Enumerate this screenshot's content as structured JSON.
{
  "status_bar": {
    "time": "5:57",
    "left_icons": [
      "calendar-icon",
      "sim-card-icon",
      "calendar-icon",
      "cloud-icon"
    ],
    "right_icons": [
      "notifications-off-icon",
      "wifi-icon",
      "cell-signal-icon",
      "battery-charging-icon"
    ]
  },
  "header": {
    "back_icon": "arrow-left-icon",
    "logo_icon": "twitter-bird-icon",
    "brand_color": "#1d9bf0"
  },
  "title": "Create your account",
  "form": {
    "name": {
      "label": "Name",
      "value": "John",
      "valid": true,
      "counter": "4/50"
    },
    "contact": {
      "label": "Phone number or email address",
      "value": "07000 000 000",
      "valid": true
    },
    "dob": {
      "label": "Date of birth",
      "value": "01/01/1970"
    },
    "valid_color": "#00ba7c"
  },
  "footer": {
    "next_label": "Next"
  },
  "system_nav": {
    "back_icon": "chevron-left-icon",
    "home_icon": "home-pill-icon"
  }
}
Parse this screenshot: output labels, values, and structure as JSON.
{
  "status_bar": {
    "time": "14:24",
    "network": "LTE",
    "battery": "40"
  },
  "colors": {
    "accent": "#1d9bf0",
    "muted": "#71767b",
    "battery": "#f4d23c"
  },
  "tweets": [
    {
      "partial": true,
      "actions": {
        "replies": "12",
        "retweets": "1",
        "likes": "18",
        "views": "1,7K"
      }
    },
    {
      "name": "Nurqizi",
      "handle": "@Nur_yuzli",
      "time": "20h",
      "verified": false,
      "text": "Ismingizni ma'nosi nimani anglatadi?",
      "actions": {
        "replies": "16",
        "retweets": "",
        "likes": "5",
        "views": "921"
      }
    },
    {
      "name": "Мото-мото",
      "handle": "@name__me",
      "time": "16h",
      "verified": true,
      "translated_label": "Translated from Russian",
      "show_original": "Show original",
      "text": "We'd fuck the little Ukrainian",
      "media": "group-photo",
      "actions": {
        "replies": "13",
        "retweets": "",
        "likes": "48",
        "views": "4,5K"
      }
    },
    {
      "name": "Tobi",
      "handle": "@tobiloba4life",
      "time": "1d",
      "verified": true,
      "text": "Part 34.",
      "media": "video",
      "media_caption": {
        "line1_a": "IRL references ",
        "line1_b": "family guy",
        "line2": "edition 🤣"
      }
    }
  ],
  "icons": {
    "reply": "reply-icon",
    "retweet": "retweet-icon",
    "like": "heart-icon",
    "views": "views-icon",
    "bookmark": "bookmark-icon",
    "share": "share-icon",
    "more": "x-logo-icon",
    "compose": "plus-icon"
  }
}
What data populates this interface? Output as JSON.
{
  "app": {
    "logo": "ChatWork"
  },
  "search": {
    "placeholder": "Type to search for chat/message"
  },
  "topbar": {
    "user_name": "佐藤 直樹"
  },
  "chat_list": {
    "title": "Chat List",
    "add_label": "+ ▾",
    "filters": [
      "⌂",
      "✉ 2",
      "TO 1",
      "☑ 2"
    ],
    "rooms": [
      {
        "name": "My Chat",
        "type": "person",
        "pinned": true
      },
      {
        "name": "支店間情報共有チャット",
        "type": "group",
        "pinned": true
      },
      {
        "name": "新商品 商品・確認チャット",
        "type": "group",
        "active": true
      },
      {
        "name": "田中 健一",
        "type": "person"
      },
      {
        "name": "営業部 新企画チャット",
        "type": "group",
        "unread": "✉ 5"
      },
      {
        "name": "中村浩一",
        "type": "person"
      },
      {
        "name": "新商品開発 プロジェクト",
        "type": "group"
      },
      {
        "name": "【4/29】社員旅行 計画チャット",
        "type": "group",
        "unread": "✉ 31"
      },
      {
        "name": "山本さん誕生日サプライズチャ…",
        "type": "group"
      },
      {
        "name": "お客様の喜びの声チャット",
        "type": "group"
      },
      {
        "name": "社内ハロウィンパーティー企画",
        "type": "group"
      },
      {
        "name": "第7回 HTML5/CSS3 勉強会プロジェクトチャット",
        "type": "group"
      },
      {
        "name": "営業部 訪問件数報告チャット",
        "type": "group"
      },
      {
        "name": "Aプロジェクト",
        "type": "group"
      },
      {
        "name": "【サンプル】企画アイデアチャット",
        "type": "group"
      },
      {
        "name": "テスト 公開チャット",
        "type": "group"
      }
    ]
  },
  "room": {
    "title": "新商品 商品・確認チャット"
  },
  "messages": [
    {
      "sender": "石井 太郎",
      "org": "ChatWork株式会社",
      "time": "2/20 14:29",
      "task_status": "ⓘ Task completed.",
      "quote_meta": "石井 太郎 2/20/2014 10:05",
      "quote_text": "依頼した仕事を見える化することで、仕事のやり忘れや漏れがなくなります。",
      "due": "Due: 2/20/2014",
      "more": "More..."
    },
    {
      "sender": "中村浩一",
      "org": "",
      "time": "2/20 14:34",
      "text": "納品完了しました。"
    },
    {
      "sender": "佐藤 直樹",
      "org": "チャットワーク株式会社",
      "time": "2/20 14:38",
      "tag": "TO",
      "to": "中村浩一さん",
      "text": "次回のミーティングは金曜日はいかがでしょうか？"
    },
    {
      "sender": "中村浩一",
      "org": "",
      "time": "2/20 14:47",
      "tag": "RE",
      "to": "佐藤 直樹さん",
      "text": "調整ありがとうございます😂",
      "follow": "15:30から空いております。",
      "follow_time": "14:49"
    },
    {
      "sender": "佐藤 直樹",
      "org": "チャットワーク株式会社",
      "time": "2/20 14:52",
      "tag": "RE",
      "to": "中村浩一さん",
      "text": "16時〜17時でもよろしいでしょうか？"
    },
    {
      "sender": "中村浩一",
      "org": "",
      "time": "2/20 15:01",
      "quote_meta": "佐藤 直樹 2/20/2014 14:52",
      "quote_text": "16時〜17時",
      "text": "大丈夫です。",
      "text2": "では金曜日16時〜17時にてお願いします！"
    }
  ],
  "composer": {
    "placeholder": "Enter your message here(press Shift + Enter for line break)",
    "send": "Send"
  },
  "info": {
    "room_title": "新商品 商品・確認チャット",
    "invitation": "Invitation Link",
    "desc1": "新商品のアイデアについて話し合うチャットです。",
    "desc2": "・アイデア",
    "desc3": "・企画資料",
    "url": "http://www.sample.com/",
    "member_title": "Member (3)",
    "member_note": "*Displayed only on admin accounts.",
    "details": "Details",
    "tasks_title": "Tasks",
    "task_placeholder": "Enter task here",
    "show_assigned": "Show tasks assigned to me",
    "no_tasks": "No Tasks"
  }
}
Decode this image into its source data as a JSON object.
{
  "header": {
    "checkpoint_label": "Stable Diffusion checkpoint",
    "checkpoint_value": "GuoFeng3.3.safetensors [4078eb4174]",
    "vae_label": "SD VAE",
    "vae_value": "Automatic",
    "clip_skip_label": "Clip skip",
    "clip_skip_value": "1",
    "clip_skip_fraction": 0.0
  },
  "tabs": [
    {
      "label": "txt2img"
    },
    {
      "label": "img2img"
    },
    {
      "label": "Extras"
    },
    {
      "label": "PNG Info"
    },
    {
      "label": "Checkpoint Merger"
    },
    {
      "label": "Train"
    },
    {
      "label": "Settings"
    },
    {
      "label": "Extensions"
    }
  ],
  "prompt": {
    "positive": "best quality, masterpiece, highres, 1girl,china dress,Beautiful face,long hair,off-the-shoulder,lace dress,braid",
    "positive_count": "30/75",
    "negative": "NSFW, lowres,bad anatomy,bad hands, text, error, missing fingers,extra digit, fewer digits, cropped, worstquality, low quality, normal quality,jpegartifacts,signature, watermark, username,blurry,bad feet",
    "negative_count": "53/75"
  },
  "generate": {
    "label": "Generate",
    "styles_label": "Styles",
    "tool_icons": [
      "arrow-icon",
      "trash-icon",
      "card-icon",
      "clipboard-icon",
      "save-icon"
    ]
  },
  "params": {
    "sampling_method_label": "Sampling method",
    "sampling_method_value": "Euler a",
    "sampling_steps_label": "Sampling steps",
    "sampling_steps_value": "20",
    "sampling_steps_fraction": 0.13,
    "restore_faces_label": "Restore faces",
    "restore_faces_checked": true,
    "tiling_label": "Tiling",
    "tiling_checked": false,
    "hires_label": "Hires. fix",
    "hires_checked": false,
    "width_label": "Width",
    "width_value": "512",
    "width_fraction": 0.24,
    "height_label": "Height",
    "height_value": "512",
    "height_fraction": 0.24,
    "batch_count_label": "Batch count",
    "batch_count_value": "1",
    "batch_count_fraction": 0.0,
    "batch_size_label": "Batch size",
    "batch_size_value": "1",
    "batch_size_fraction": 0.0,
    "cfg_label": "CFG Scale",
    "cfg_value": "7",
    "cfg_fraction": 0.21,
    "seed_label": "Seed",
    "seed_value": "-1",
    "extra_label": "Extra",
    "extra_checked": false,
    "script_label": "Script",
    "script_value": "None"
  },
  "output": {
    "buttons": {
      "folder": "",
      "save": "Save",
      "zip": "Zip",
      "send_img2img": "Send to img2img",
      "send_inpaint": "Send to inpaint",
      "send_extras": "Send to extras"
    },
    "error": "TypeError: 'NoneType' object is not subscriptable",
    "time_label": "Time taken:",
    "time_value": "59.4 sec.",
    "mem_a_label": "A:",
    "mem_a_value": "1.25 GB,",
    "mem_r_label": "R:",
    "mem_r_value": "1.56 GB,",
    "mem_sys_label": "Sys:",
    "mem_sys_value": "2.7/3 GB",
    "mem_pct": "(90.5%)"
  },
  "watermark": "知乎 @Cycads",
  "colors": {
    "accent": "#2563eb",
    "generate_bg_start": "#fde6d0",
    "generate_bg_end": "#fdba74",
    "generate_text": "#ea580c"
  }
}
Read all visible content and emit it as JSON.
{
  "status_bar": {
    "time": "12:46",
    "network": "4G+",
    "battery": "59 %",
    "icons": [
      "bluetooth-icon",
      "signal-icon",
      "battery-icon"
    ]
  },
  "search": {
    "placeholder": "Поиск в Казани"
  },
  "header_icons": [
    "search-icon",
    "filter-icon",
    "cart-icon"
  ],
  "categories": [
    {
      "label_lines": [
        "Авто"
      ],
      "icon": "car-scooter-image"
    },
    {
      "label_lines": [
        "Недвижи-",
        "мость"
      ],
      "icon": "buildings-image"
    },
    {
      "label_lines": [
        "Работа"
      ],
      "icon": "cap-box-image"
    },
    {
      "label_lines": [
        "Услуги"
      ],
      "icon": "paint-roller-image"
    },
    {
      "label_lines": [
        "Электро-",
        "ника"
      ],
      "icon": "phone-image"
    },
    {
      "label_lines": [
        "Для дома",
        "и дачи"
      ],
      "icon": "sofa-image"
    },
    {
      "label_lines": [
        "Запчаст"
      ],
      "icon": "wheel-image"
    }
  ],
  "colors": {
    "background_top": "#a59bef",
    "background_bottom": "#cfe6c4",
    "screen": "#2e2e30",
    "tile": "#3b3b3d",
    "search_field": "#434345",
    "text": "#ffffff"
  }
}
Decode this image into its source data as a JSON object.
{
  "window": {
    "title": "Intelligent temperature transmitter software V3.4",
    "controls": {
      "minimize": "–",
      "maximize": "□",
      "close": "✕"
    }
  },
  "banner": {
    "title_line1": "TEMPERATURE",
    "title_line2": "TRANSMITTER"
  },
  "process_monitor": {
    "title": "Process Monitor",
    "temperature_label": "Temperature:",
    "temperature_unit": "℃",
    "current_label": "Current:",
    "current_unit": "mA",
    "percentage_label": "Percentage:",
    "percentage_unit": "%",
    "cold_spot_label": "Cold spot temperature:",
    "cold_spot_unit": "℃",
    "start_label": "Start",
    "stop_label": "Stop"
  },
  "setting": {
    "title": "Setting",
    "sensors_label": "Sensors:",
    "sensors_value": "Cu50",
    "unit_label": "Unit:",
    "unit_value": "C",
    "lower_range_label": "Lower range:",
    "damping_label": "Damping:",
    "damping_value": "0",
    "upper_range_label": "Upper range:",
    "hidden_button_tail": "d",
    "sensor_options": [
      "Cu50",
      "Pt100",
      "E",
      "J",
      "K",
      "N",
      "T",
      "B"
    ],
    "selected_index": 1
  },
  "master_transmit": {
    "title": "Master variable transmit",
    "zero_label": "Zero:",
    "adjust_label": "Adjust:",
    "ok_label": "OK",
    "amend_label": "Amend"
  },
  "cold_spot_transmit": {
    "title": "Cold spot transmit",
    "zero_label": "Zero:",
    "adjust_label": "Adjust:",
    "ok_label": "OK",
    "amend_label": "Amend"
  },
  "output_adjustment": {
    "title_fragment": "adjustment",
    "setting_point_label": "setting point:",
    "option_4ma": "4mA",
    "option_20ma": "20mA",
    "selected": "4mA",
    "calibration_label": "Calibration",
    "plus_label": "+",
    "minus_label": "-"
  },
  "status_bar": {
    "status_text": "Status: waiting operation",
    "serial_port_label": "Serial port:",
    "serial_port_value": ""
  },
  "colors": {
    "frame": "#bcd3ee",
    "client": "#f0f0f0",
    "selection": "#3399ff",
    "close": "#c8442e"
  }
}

· · · ·

◆ Exercise requirements ◆
Pull out and copy each line containing the string "JSON".

◆ Answer to the problem ◆
Enumerate this screenshot's content as structured JSON.
Parse this screenshot: output labels, values, and structure as JSON.
What data populates this interface? Output as JSON.
Decode this image into its source data as a JSON object.
Read all visible content and emit it as JSON.
Decode this image into its source data as a JSON object.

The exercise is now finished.